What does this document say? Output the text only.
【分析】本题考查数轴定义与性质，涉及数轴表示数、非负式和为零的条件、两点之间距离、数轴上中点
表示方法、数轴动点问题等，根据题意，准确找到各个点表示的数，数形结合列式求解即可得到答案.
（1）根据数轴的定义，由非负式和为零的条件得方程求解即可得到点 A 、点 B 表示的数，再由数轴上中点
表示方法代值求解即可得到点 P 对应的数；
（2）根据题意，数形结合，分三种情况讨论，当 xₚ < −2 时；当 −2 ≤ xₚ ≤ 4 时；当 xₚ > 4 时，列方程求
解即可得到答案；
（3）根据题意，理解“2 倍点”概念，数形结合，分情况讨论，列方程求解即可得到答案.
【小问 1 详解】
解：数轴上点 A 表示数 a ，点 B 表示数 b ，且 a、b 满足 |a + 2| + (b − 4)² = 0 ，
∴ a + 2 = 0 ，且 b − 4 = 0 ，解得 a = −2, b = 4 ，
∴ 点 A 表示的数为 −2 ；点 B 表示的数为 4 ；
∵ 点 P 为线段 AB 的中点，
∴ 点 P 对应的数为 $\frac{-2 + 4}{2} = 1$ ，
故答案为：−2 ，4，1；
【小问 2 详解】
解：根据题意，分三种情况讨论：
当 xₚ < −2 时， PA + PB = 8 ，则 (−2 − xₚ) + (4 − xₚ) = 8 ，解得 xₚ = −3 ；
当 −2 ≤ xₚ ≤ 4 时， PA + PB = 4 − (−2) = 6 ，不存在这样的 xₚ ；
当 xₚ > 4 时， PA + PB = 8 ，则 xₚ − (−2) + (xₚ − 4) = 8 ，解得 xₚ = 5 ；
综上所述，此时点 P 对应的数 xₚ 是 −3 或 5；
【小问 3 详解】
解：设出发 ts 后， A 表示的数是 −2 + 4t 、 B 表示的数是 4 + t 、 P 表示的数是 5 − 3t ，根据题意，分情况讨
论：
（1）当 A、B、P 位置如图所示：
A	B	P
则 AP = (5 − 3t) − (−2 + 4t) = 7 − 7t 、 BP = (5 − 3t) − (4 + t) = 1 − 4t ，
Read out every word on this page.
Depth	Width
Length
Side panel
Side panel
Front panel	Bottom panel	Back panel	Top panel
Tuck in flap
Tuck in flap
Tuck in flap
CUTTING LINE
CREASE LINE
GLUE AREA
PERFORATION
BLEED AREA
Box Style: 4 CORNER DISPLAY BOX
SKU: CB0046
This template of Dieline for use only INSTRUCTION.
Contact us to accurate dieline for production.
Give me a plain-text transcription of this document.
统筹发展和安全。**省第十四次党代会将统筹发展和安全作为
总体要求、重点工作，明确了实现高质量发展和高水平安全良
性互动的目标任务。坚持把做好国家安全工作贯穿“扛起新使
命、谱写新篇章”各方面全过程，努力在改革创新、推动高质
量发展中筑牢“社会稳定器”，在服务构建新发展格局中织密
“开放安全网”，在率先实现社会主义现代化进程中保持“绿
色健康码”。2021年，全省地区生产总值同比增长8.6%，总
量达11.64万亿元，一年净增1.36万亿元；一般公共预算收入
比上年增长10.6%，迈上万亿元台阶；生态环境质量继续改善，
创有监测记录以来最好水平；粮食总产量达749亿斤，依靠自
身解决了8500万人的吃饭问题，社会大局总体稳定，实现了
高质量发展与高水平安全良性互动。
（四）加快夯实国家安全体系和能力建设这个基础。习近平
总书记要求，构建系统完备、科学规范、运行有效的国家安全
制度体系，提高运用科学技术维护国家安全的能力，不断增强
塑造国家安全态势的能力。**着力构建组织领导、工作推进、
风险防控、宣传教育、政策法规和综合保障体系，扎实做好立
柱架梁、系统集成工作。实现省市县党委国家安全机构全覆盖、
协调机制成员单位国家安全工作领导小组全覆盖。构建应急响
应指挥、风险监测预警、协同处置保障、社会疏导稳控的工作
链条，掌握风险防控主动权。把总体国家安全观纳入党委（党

• What the task asks
Leave out every line before the one containing "Give me a plain-text"; set down that line and all remaining lines of the material exactly.

• Result
Give me a plain-text transcription of this document.
统筹发展和安全。**省第十四次党代会将统筹发展和安全作为
总体要求、重点工作，明确了实现高质量发展和高水平安全良
性互动的目标任务。坚持把做好国家安全工作贯穿“扛起新使
命、谱写新篇章”各方面全过程，努力在改革创新、推动高质
量发展中筑牢“社会稳定器”，在服务构建新发展格局中织密
“开放安全网”，在率先实现社会主义现代化进程中保持“绿
色健康码”。2021年，全省地区生产总值同比增长8.6%，总
量达11.64万亿元，一年净增1.36万亿元；一般公共预算收入
比上年增长10.6%，迈上万亿元台阶；生态环境质量继续改善，
创有监测记录以来最好水平；粮食总产量达749亿斤，依靠自
身解决了8500万人的吃饭问题，社会大局总体稳定，实现了
高质量发展与高水平安全良性互动。
（四）加快夯实国家安全体系和能力建设这个基础。习近平
总书记要求，构建系统完备、科学规范、运行有效的国家安全
制度体系，提高运用科学技术维护国家安全的能力，不断增强
塑造国家安全态势的能力。**着力构建组织领导、工作推进、
风险防控、宣传教育、政策法规和综合保障体系，扎实做好立
柱架梁、系统集成工作。实现省市县党委国家安全机构全覆盖、
协调机制成员单位国家安全工作领导小组全覆盖。构建应急响
应指挥、风险监测预警、协同处置保障、社会疏导稳控的工作
链条，掌握风险防控主动权。把总体国家安全观纳入党委（党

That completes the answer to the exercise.